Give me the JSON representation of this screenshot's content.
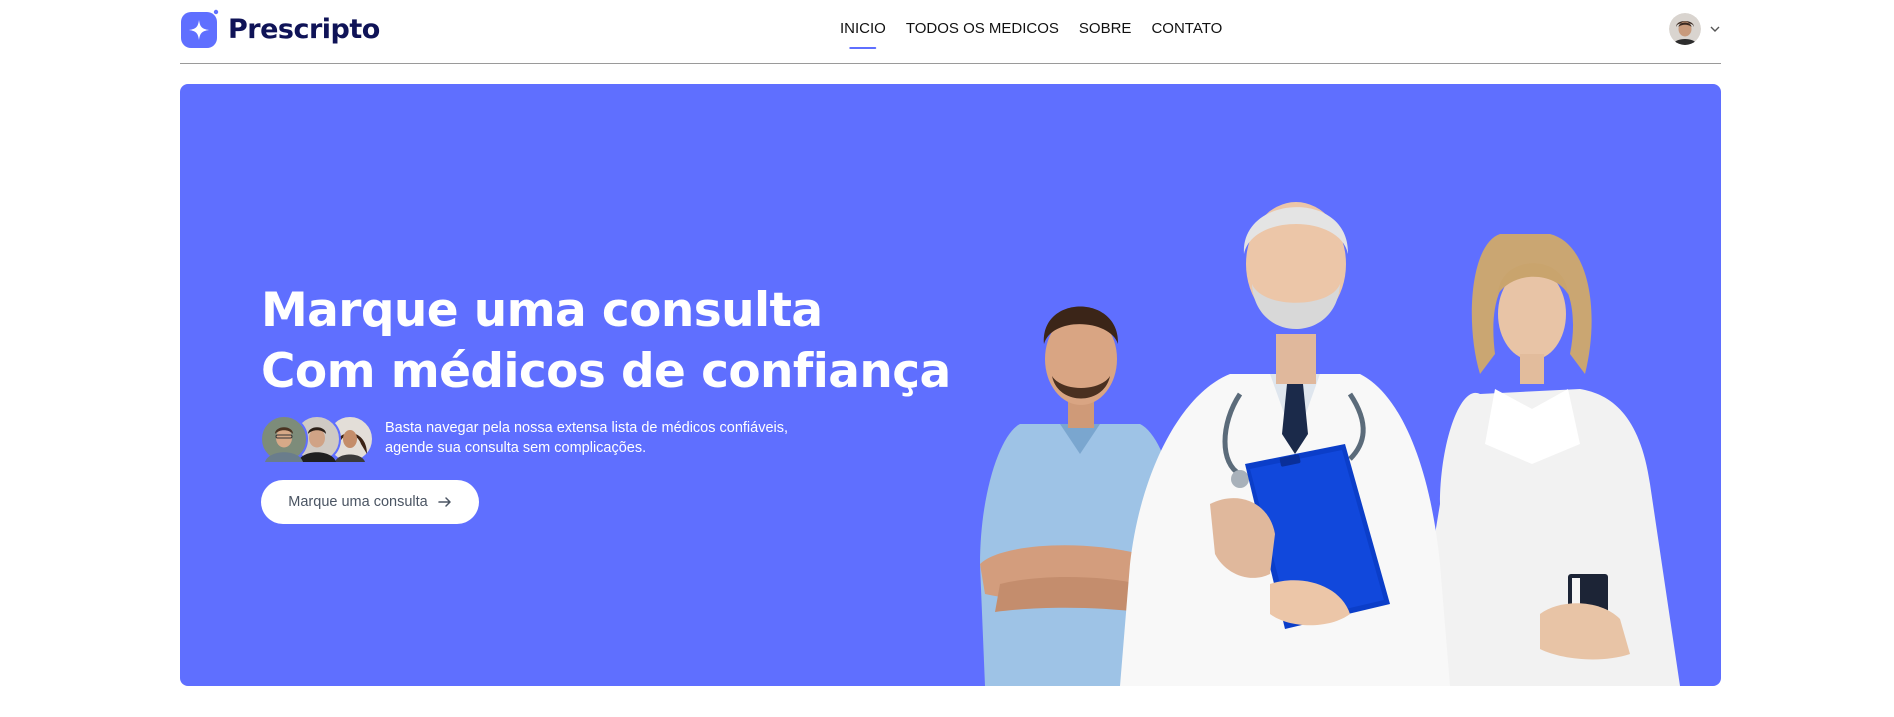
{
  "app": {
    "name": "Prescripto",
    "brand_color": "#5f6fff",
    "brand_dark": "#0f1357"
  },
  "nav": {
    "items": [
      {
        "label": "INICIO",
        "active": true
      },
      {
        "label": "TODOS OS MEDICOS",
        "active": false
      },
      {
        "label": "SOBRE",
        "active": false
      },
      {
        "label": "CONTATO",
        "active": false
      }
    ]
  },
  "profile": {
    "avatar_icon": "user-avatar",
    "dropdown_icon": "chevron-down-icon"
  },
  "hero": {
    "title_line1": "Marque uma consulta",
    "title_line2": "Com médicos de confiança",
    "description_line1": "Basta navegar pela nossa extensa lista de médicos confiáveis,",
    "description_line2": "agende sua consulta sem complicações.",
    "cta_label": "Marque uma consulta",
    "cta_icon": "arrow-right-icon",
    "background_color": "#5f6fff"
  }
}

○ ○ ○ ○ ○

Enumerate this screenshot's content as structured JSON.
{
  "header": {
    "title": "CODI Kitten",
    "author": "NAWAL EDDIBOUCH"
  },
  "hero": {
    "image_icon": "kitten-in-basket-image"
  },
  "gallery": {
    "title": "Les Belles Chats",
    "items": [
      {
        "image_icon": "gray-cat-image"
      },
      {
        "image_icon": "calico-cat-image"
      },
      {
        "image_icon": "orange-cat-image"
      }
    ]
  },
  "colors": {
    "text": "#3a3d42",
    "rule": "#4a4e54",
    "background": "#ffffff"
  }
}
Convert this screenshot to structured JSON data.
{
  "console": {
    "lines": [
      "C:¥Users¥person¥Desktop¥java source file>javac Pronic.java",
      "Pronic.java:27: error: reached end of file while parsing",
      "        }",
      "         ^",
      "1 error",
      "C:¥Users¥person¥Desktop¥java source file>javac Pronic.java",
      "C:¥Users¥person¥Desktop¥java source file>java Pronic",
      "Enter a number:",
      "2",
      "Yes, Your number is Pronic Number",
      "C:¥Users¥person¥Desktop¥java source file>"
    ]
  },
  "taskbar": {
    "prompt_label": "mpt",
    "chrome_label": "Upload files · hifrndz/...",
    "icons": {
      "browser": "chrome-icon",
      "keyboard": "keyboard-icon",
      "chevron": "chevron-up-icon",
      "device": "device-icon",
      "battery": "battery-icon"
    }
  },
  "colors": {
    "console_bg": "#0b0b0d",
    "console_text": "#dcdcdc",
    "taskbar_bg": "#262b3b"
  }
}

○ ○ ○ ○ ○

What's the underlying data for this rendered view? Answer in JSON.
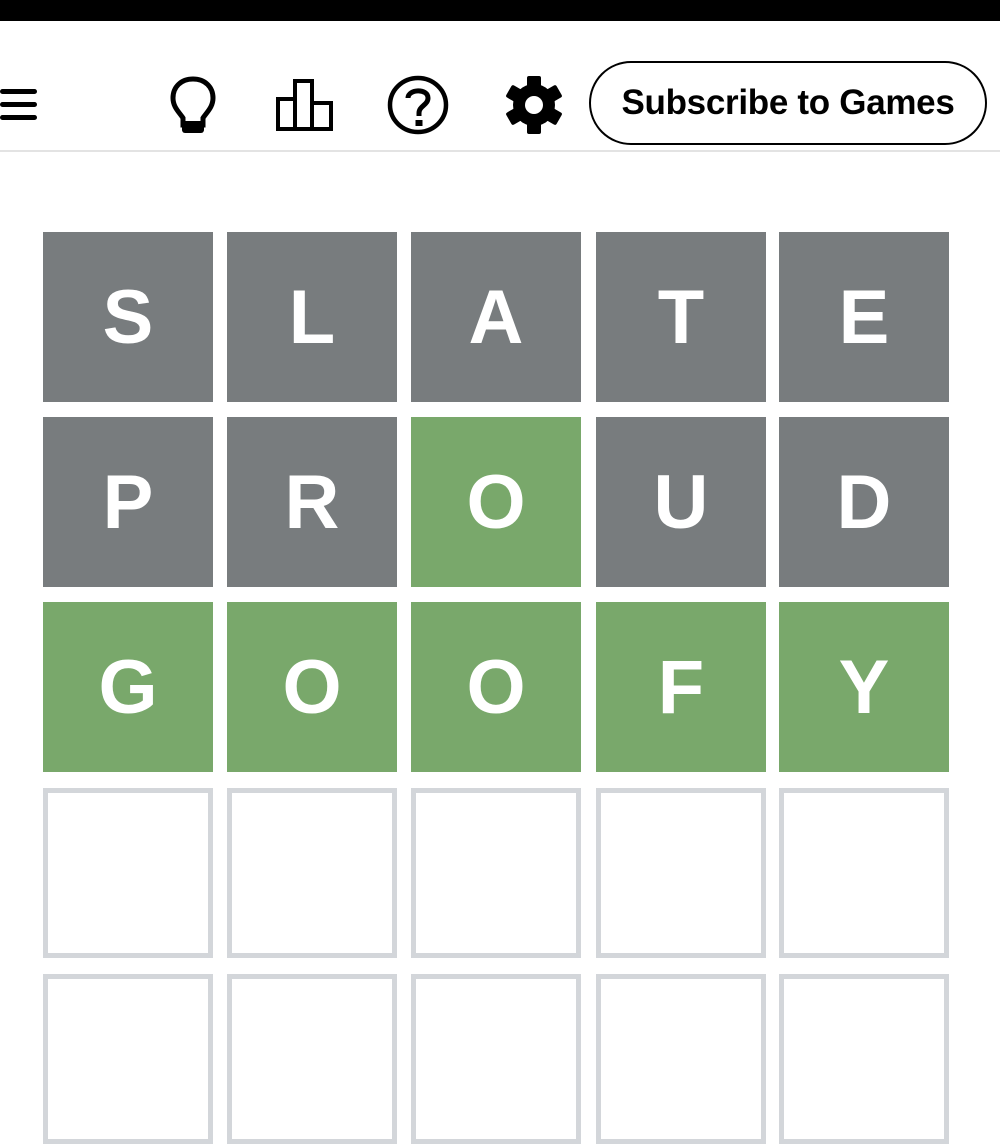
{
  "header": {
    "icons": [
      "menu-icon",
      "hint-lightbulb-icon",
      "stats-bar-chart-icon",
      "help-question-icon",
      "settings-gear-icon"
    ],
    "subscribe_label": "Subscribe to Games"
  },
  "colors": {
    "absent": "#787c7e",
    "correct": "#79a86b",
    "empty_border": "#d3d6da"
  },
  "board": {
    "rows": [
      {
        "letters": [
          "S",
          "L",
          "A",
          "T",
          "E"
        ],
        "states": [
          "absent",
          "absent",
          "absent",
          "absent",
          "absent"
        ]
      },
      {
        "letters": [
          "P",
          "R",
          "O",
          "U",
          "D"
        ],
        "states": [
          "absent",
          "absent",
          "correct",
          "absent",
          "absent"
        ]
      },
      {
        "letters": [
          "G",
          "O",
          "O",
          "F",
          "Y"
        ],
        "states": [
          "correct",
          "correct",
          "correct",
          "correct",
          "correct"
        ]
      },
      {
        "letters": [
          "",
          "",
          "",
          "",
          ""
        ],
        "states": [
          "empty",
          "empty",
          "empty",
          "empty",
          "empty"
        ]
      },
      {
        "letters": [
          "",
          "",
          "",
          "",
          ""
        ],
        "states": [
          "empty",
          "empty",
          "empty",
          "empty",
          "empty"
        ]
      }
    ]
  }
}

○ ○ ○ ○ ○

**SET EXERCISE**
Among these entries, how many lines include the string "screenshot"? Reply with the number by itself.

**ANSWER TO THE PROBLEM**
3